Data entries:
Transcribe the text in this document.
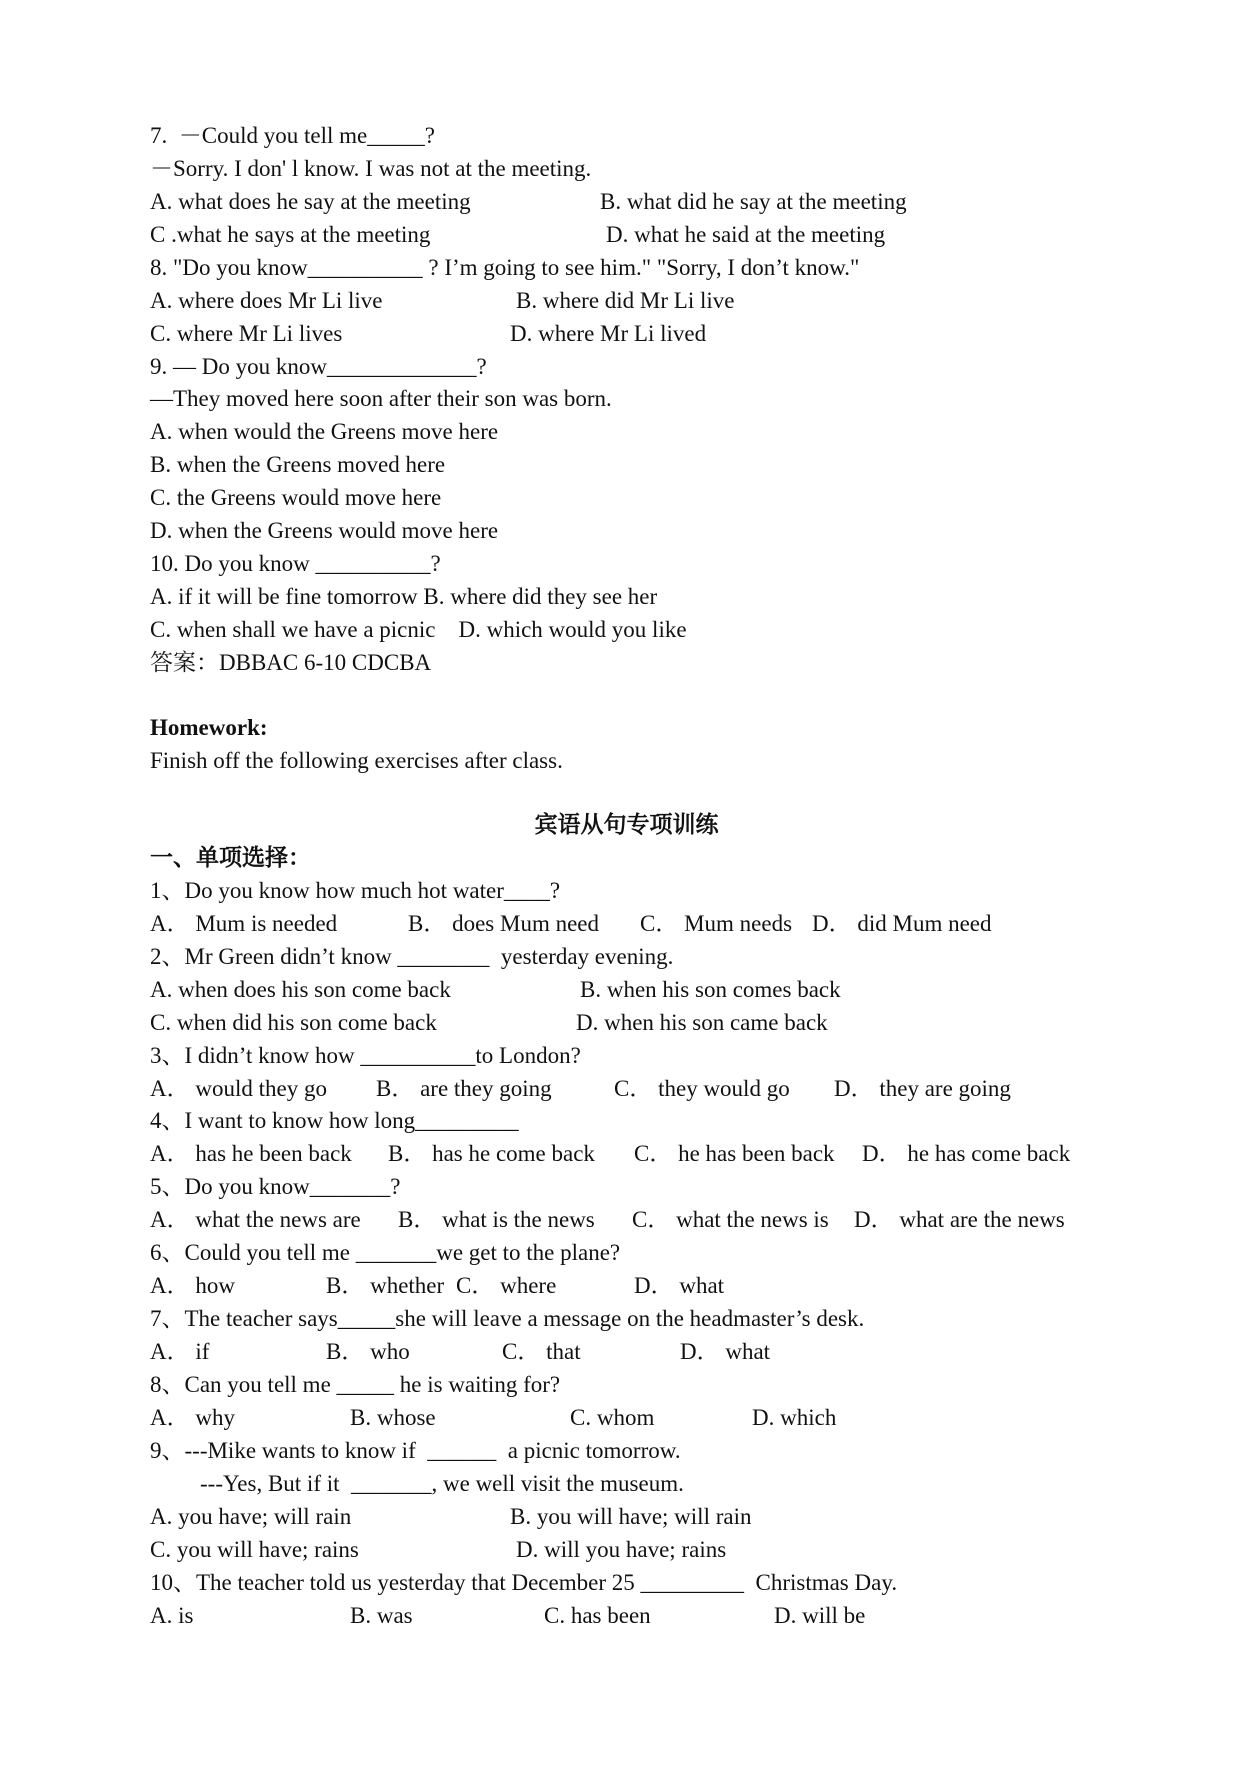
7.  －Could you tell me_____?
－Sorry. I don' l know. I was not at the meeting.
A. what does he say at the meeting	B. what did he say at the meeting
C .what he says at the meeting	D. what he said at the meeting
8. "Do you know__________ ? I’m going to see him." "Sorry, I don’t know."
A. where does Mr Li live	B. where did Mr Li live
C. where Mr Li lives	D. where Mr Li lived
9. — Do you know_____________?
—They moved here soon after their son was born.
A. when would the Greens move here
B. when the Greens moved here
C. the Greens would move here
D. when the Greens would move here
10. Do you know __________?
A. if it will be fine tomorrow B. where did they see her
C. when shall we have a picnic    D. which would you like
答案：DBBAC 6-10 CDCBA
Homework:
Finish off the following exercises after class.
宾语从句专项训练
一、单项选择：
1、Do you know how much hot water____?
A． Mum is needed	B． does Mum need C． Mum needs D． did Mum need
2、Mr Green didn’t know ________  yesterday evening.
A. when does his son come back	B. when his son comes back
C. when did his son come back	D. when his son came back
3、I didn’t know how __________to London?
A． would they go B． are they going	C． they would go D． they are going
4、I want to know how long_________
A． has he been back B． has he come back C． he has been back D． he has come back
5、Do you know_______?
A． what the news are B． what is the news C． what the news is D． what are the news
6、Could you tell me _______we get to the plane?
A． how	B． whether C． where	D． what
7、The teacher says_____she will leave a message on the headmaster’s desk.
A． if	B． who	C． that	D． what
8、Can you tell me _____ he is waiting for?
A． why	B. whose	C. whom	D. which
9、---Mike wants to know if  ______  a picnic tomorrow.
---Yes, But if it  _______, we well visit the museum.
A. you have; will rain	B. you will have; will rain
C. you will have; rains	D. will you have; rains
10、The teacher told us yesterday that December 25 _________  Christmas Day.
A. is	B. was	C. has been	D. will be
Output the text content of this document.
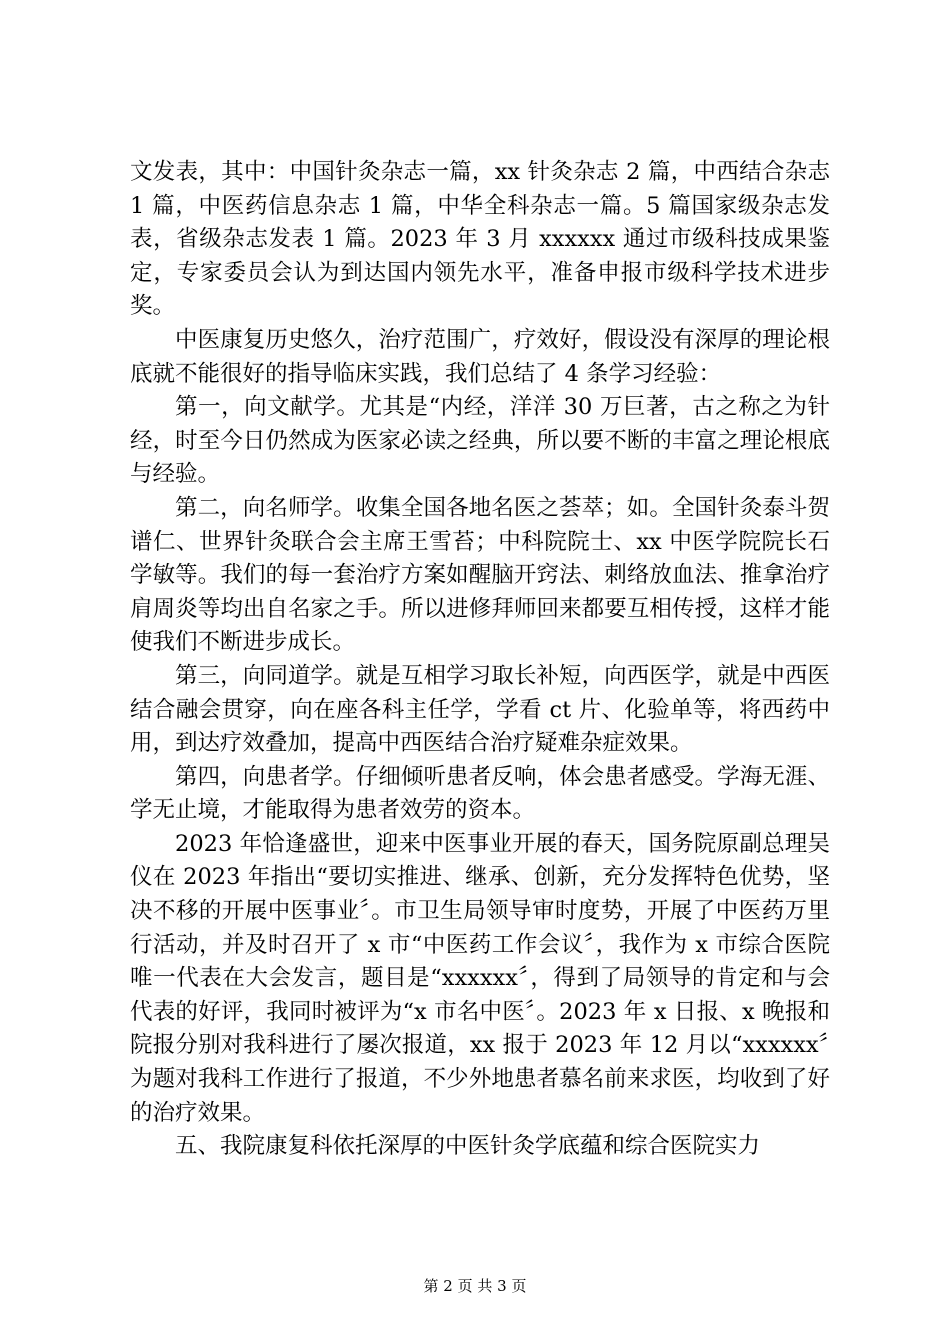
文发表，其中：中国针灸杂志一篇，xx 针灸杂志 2 篇，中西结合杂志 1 篇，中医药信息杂志 1 篇，中华全科杂志一篇。5 篇国家级杂志发表，省级杂志发表 1 篇。2023 年 3 月 xxxxxx 通过市级科技成果鉴定，专家委员会认为到达国内领先水平，准备申报市级科学技术进步奖。

中医康复历史悠久，治疗范围广，疗效好，假设没有深厚的理论根底就不能很好的指导临床实践，我们总结了 4 条学习经验：

第一，向文献学。尤其是“内经，洋洋 30 万巨著，古之称之为针经，时至今日仍然成为医家必读之经典，所以要不断的丰富之理论根底与经验。

第二，向名师学。收集全国各地名医之荟萃；如。全国针灸泰斗贺谱仁、世界针灸联合会主席王雪苔；中科院院士、xx 中医学院院长石学敏等。我们的每一套治疗方案如醒脑开窍法、刺络放血法、推拿治疗肩周炎等均出自名家之手。所以进修拜师回来都要互相传授，这样才能使我们不断进步成长。

第三，向同道学。就是互相学习取长补短，向西医学，就是中西医结合融会贯穿，向在座各科主任学，学看 ct 片、化验单等，将西药中用，到达疗效叠加，提高中西医结合治疗疑难杂症效果。

第四，向患者学。仔细倾听患者反响，体会患者感受。学海无涯、学无止境，才能取得为患者效劳的资本。

2023 年恰逢盛世，迎来中医事业开展的春天，国务院原副总理吴仪在 2023 年指出“要切实推进、继承、创新，充分发挥特色优势，坚决不移的开展中医事业〞。市卫生局领导审时度势，开展了中医药万里行活动，并及时召开了 x 市“中医药工作会议〞，我作为 x 市综合医院唯一代表在大会发言，题目是“xxxxxx〞，得到了局领导的肯定和与会代表的好评，我同时被评为“x 市名中医〞。2023 年 x 日报、x 晚报和院报分别对我科进行了屡次报道，xx 报于 2023 年 12 月以“xxxxxx〞为题对我科工作进行了报道，不少外地患者慕名前来求医，均收到了好的治疗效果。

五、我院康复科依托深厚的中医针灸学底蕴和综合医院实力

第 2 页 共 3 页
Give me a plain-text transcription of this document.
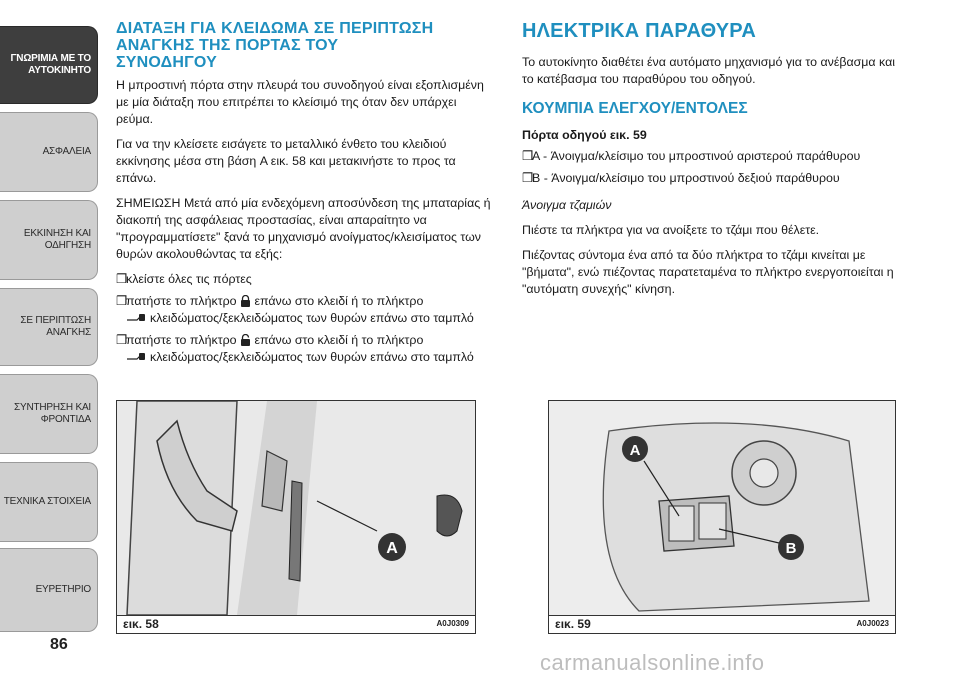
ΓΝΩΡΙΜΙΑ ΜΕ ΤΟ
ΑΥΤΟΚΙΝΗΤΟ
ΑΣΦΑΛΕΙΑ
ΕΚΚΙΝΗΣΗ ΚΑΙ
ΟΔΗΓΗΣΗ
ΣΕ ΠΕΡΙΠΤΩΣΗ
ΑΝΑΓΚΗΣ
ΣΥΝΤΗΡΗΣΗ ΚΑΙ
ΦΡΟΝΤΙΔΑ
ΤΕΧΝΙΚΑ ΣΤΟΙΧΕΙΑ
ΕΥΡΕΤΗΡΙΟ
86
ΔΙΑΤΑΞΗ ΓΙΑ ΚΛΕΙΔΩΜΑ ΣΕ ΠΕΡΙΠΤΩΣΗ
ΑΝΑΓΚΗΣ ΤΗΣ ΠΟΡΤΑΣ ΤΟΥ
ΣΥΝΟΔΗΓΟΥ

Η μπροστινή πόρτα στην πλευρά του συνοδηγού είναι εξοπλισμένη με μία διάταξη που επιτρέπει το κλείσιμό της όταν δεν υπάρχει ρεύμα.

Για να την κλείσετε εισάγετε το μεταλλικό ένθετο του κλειδιού εκκίνησης μέσα στη βάση A εικ. 58 και μετακινήστε το προς τα επάνω.

ΣΗΜΕΙΩΣΗ Μετά από μία ενδεχόμενη αποσύνδεση της μπαταρίας ή διακοπή της ασφάλειας προστασίας, είναι απαραίτητο να "προγραμματίσετε" ξανά το μηχανισμό ανοίγματος/κλεισίματος των θυρών ακολουθώντας τα εξής:

❒
κλείστε όλες τις πόρτες
❒
πατήστε το πλήκτρο επάνω στο κλειδί ή το πλήκτρο
κλειδώματος/ξεκλειδώματος των θυρών επάνω στο ταμπλό
❒
πατήστε το πλήκτρο επάνω στο κλειδί ή το πλήκτρο
κλειδώματος/ξεκλειδώματος των θυρών επάνω στο ταμπλό
ΗΛΕΚΤΡΙΚΑ ΠΑΡΑΘΥΡΑ

Το αυτοκίνητο διαθέτει ένα αυτόματο μηχανισμό για το ανέβασμα και το κατέβασμα του παραθύρου του οδηγού.

ΚΟΥΜΠΙΑ ΕΛΕΓΧΟΥ/ΕΝΤΟΛΕΣ

Πόρτα οδηγού εικ. 59

❒
A - Άνοιγμα/κλείσιμο του μπροστινού αριστερού παράθυρου
❒
B - Άνοιγμα/κλείσιμο του μπροστινού δεξιού παράθυρου

Άνοιγμα τζαμιών

Πιέστε τα πλήκτρα για να ανοίξετε το τζάμι που θέλετε.

Πιέζοντας σύντομα ένα από τα δύο πλήκτρα το τζάμι κινείται με "βήματα", ενώ πιέζοντας παρατεταμένα το πλήκτρο ενεργοποιείται η "αυτόματη συνεχής" κίνηση.

A
εικ. 58	A0J0309
A
B
εικ. 59	A0J0023
carmanualsonline.info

§ **STATED GOAL**: Where a line in the entries holds the word "Greens", copy that line.

§ **WRITTEN SOLUTION**:
A. when would the Greens move here
B. when the Greens moved here
C. the Greens would move here
D. when the Greens would move here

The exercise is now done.